WHAT IS BEING ASKED — Determine how many lines in these records hold "data". Only the number is wanted.

──────── PROVIDED INFORMATION ────────

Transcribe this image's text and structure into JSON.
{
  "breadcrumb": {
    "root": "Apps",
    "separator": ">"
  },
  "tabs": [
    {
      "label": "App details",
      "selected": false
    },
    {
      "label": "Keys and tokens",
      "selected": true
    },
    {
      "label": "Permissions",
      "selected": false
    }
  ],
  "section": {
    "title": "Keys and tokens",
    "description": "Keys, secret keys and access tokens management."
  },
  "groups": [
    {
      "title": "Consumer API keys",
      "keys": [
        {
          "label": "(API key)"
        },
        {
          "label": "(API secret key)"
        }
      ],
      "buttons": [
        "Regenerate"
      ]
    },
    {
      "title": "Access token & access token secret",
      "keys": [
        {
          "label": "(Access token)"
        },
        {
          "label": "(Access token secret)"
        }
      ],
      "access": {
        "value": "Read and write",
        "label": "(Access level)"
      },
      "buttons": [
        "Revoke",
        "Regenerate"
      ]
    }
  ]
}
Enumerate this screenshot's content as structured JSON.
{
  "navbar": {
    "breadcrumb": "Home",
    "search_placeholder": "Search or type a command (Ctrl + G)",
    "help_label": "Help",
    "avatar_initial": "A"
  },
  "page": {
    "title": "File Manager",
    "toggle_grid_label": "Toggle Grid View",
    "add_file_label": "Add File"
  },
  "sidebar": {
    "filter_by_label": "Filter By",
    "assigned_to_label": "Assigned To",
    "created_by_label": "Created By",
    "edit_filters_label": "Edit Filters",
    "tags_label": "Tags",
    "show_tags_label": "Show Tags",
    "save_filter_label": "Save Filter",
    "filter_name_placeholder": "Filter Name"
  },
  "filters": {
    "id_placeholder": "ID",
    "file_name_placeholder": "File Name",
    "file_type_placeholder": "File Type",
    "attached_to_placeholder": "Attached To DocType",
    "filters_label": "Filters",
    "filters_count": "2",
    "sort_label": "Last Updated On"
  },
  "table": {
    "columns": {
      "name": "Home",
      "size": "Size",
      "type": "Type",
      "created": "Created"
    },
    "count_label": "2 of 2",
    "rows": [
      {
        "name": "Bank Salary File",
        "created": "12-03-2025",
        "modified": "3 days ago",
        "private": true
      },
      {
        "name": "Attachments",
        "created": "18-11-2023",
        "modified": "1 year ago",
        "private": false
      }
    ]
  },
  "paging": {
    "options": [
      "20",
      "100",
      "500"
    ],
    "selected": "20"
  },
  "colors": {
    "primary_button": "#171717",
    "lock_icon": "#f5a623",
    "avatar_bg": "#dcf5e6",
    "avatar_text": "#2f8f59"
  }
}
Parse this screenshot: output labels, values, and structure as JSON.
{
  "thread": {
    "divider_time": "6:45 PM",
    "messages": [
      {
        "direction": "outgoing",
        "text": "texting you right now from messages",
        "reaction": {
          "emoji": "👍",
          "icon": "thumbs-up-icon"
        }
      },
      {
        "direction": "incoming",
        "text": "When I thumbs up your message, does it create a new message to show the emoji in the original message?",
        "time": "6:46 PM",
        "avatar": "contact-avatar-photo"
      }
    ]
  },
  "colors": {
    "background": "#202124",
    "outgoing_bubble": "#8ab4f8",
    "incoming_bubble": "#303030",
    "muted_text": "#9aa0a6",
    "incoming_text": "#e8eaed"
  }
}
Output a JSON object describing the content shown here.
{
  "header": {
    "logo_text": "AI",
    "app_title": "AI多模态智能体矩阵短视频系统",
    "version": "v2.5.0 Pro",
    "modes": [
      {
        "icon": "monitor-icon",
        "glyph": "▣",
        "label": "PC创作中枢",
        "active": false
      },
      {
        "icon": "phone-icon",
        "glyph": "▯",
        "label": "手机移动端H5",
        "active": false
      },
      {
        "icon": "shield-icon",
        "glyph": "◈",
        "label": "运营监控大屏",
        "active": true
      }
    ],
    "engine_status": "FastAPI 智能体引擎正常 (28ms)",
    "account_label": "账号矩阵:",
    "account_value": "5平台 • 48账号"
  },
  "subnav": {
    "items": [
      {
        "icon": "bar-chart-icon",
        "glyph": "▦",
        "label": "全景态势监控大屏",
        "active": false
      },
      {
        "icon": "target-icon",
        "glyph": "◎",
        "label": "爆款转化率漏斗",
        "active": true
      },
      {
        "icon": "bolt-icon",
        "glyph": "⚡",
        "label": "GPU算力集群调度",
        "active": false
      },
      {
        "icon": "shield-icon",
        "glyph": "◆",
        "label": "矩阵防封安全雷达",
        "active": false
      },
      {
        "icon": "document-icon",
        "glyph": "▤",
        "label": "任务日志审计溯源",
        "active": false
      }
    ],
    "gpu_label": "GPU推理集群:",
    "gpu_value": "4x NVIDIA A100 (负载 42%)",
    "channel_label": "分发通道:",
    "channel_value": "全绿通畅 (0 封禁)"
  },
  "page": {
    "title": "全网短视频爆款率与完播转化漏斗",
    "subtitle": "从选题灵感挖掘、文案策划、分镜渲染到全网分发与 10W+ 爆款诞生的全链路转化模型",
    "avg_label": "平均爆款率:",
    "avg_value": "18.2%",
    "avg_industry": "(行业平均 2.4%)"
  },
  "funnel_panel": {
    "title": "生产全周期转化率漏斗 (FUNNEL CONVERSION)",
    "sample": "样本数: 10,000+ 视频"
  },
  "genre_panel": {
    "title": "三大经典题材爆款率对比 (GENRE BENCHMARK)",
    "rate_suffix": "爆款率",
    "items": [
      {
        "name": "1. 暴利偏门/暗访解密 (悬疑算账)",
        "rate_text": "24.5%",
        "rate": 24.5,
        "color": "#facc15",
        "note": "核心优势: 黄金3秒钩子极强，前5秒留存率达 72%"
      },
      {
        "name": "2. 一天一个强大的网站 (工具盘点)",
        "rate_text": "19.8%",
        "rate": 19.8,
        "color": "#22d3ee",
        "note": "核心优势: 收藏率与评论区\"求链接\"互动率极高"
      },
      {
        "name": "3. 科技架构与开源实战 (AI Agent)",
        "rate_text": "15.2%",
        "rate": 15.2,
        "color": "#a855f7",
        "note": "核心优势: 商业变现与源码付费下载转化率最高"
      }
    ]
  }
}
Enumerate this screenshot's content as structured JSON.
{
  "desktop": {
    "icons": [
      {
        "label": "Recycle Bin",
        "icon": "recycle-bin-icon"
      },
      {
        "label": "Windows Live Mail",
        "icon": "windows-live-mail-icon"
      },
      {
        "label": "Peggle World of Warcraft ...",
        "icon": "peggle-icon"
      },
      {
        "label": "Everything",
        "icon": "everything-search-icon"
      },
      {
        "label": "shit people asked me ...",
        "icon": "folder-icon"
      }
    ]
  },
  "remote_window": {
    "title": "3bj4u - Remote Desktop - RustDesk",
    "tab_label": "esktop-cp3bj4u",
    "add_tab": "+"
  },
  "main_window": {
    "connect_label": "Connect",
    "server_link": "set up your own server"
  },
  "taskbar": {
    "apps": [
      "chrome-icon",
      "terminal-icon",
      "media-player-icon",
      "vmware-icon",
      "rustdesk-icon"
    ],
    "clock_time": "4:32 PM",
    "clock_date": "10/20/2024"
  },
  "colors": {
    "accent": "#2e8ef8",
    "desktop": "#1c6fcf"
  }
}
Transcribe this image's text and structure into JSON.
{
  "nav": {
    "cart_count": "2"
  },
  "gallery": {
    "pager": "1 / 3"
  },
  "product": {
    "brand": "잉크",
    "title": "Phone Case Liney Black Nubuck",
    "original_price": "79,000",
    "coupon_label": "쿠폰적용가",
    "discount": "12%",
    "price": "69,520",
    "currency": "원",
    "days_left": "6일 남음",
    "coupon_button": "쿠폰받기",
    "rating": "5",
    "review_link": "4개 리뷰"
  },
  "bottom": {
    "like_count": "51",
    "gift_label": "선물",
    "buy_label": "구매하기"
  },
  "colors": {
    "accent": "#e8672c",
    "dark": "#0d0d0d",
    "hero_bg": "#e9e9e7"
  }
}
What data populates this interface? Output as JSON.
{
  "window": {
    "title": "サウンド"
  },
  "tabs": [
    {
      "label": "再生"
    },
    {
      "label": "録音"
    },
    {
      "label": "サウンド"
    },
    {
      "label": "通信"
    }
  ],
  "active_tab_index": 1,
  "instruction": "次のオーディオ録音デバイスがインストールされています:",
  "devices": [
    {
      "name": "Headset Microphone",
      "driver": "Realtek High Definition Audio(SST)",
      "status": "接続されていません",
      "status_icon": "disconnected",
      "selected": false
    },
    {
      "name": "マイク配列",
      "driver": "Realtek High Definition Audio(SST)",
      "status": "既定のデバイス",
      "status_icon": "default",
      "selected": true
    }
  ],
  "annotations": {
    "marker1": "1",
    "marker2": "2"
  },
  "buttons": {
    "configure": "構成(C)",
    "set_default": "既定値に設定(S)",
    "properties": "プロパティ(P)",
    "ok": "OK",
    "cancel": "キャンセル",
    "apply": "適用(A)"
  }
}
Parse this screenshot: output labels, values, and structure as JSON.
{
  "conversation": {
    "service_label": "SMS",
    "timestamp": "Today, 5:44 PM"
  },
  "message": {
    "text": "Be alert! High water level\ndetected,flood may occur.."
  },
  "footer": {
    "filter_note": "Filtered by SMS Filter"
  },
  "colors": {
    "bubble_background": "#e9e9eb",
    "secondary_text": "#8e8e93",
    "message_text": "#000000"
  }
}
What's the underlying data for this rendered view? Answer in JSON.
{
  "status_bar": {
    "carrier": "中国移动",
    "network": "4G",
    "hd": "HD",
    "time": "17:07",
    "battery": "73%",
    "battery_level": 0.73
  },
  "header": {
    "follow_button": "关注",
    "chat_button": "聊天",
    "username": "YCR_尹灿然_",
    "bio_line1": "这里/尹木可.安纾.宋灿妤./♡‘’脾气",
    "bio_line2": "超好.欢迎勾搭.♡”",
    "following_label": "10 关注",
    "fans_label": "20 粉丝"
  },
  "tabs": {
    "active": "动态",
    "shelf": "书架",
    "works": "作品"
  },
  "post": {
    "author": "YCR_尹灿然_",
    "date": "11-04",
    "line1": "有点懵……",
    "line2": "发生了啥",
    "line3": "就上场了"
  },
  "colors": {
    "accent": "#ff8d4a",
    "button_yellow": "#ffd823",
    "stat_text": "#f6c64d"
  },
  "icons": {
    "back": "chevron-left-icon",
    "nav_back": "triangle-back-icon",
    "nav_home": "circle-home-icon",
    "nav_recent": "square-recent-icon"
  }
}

────────

FINAL RESULT — 2